→ EXERCISE: Restate, word for word, every line of the data.

→ Figure collection entries:
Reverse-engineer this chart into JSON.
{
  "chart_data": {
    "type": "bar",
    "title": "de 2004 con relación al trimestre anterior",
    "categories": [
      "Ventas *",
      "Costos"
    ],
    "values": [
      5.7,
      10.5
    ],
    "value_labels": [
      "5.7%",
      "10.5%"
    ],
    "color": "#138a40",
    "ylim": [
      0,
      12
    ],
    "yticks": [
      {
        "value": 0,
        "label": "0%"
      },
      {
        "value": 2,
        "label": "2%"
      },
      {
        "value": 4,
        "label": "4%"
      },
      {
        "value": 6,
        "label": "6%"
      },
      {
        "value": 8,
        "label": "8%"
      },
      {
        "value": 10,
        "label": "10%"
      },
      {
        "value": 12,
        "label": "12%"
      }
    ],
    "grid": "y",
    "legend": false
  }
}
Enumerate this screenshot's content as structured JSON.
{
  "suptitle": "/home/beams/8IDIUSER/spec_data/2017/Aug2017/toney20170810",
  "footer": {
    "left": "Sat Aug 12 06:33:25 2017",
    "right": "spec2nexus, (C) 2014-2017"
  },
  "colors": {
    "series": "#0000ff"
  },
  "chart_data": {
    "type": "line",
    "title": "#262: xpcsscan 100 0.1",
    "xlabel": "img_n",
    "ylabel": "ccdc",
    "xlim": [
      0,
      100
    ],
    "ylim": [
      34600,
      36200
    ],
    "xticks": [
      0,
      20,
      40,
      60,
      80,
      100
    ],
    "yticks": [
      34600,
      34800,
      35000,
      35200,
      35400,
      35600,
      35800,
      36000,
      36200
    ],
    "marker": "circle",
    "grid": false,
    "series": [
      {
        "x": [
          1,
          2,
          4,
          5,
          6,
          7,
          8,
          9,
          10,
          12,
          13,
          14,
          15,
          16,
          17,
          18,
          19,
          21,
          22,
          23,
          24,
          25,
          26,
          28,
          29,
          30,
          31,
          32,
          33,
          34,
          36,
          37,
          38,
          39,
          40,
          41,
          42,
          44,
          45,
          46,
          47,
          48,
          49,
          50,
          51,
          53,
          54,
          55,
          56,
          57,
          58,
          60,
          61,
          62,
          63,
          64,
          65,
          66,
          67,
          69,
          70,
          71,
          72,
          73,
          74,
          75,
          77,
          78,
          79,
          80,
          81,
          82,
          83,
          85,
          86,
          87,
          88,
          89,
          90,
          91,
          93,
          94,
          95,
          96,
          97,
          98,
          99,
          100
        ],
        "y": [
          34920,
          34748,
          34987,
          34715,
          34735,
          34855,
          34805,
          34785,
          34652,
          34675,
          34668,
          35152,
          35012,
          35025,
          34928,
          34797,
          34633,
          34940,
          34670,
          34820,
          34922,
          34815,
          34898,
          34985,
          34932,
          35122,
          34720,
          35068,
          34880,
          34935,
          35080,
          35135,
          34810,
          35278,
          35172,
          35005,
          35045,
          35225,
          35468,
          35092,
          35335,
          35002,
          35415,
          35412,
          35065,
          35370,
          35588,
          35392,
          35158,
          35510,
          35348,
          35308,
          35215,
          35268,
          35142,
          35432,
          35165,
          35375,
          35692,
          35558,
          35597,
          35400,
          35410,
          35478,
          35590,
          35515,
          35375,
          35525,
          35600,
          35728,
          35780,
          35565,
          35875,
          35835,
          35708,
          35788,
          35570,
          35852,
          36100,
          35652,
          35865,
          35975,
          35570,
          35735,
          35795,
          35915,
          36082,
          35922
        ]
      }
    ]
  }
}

→ FULL ANSWER:
Reverse-engineer this chart into JSON.
{
  "chart_data": {
    "type": "bar",
    "title": "de 2004 con relación al trimestre anterior",
    "categories": [
      "Ventas *",
      "Costos"
    ],
    "values": [
      5.7,
      10.5
    ],
    "value_labels": [
      "5.7%",
      "10.5%"
    ],
    "color": "#138a40",
    "ylim": [
      0,
      12
    ],
    "yticks": [
      {
        "value": 0,
        "label": "0%"
      },
      {
        "value": 2,
        "label": "2%"
      },
      {
        "value": 4,
        "label": "4%"
      },
      {
        "value": 6,
        "label": "6%"
      },
      {
        "value": 8,
        "label": "8%"
      },
      {
        "value": 10,
        "label": "10%"
      },
      {
        "value": 12,
        "label": "12%"
      }
    ],
    "grid": "y",
    "legend": false
  }
}
Enumerate this screenshot's content as structured JSON.
{
  "suptitle": "/home/beams/8IDIUSER/spec_data/2017/Aug2017/toney20170810",
  "footer": {
    "left": "Sat Aug 12 06:33:25 2017",
    "right": "spec2nexus, (C) 2014-2017"
  },
  "colors": {
    "series": "#0000ff"
  },
  "chart_data": {
    "type": "line",
    "title": "#262: xpcsscan 100 0.1",
    "xlabel": "img_n",
    "ylabel": "ccdc",
    "xlim": [
      0,
      100
    ],
    "ylim": [
      34600,
      36200
    ],
    "xticks": [
      0,
      20,
      40,
      60,
      80,
      100
    ],
    "yticks": [
      34600,
      34800,
      35000,
      35200,
      35400,
      35600,
      35800,
      36000,
      36200
    ],
    "marker": "circle",
    "grid": false,
    "series": [
      {
        "x": [
          1,
          2,
          4,
          5,
          6,
          7,
          8,
          9,
          10,
          12,
          13,
          14,
          15,
          16,
          17,
          18,
          19,
          21,
          22,
          23,
          24,
          25,
          26,
          28,
          29,
          30,
          31,
          32,
          33,
          34,
          36,
          37,
          38,
          39,
          40,
          41,
          42,
          44,
          45,
          46,
          47,
          48,
          49,
          50,
          51,
          53,
          54,
          55,
          56,
          57,
          58,
          60,
          61,
          62,
          63,
          64,
          65,
          66,
          67,
          69,
          70,
          71,
          72,
          73,
          74,
          75,
          77,
          78,
          79,
          80,
          81,
          82,
          83,
          85,
          86,
          87,
          88,
          89,
          90,
          91,
          93,
          94,
          95,
          96,
          97,
          98,
          99,
          100
        ],
        "y": [
          34920,
          34748,
          34987,
          34715,
          34735,
          34855,
          34805,
          34785,
          34652,
          34675,
          34668,
          35152,
          35012,
          35025,
          34928,
          34797,
          34633,
          34940,
          34670,
          34820,
          34922,
          34815,
          34898,
          34985,
          34932,
          35122,
          34720,
          35068,
          34880,
          34935,
          35080,
          35135,
          34810,
          35278,
          35172,
          35005,
          35045,
          35225,
          35468,
          35092,
          35335,
          35002,
          35415,
          35412,
          35065,
          35370,
          35588,
          35392,
          35158,
          35510,
          35348,
          35308,
          35215,
          35268,
          35142,
          35432,
          35165,
          35375,
          35692,
          35558,
          35597,
          35400,
          35410,
          35478,
          35590,
          35515,
          35375,
          35525,
          35600,
          35728,
          35780,
          35565,
          35875,
          35835,
          35708,
          35788,
          35570,
          35852,
          36100,
          35652,
          35865,
          35975,
          35570,
          35735,
          35795,
          35915,
          36082,
          35922
        ]
      }
    ]
  }
}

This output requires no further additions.